Gather from the material every line that contains the string "NIVEL".

· · ·

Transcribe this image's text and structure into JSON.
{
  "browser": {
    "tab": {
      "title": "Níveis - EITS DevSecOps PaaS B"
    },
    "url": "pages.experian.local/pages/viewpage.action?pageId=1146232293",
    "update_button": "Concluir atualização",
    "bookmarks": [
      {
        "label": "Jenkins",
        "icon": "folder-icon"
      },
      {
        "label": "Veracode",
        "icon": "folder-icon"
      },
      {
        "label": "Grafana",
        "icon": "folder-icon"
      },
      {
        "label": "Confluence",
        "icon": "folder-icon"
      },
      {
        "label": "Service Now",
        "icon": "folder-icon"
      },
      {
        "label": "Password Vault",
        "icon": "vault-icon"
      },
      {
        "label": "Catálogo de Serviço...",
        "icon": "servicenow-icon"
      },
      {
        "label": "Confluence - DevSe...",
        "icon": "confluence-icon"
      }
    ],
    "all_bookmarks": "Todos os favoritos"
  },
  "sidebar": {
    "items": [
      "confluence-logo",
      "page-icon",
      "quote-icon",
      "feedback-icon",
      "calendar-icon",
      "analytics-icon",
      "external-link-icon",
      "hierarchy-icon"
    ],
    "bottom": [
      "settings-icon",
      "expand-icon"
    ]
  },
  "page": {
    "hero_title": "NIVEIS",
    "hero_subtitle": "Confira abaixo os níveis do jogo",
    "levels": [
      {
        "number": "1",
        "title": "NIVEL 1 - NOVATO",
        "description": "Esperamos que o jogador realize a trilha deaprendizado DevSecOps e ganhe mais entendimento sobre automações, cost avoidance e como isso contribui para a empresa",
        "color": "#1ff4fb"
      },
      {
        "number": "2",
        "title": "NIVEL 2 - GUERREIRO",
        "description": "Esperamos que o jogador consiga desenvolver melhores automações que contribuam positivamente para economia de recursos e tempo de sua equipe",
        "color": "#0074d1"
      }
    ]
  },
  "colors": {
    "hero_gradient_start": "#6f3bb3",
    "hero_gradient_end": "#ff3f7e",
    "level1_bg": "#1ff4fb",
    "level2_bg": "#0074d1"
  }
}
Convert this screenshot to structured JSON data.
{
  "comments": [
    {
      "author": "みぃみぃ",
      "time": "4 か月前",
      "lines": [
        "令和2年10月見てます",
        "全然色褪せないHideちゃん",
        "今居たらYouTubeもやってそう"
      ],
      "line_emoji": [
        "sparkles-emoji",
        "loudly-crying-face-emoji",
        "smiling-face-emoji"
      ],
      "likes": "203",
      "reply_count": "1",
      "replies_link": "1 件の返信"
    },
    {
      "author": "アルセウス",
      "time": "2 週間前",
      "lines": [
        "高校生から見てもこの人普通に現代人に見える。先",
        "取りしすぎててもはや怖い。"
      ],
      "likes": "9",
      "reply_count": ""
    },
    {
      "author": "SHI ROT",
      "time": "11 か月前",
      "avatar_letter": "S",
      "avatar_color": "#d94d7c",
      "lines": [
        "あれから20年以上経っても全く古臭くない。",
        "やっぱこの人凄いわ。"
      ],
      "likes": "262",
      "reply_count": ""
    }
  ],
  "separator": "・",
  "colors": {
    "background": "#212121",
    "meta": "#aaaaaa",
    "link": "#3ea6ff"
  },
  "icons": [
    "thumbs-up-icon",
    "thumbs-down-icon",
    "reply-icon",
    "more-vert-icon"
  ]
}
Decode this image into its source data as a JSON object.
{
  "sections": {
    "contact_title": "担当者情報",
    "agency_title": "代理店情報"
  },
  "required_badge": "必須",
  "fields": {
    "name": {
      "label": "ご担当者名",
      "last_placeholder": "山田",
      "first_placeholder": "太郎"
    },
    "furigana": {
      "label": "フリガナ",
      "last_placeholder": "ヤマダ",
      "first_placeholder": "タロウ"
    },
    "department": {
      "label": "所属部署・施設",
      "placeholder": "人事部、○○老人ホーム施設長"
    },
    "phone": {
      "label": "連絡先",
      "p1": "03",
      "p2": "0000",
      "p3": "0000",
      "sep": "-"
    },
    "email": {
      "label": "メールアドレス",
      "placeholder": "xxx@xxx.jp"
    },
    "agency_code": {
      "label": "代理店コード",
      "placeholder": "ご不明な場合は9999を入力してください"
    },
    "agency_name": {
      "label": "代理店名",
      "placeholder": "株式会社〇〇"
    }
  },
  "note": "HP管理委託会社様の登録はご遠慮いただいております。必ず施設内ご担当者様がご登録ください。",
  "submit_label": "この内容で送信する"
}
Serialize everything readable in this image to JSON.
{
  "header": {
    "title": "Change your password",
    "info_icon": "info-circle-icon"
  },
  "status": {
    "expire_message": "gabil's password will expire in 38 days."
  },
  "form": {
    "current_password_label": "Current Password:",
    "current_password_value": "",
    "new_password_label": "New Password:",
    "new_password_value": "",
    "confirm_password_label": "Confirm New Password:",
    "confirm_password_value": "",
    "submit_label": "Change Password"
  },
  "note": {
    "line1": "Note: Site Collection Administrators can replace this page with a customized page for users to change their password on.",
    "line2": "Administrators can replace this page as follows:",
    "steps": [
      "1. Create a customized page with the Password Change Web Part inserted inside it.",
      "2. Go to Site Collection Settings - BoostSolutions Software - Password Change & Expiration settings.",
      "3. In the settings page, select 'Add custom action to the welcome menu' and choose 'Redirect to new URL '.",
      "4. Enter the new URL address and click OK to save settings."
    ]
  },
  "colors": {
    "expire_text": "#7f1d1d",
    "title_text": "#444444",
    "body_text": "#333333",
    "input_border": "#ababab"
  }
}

· · ·

**Written answer:**
        "title": "NIVEL 1 - NOVATO",
        "title": "NIVEL 2 - GUERREIRO",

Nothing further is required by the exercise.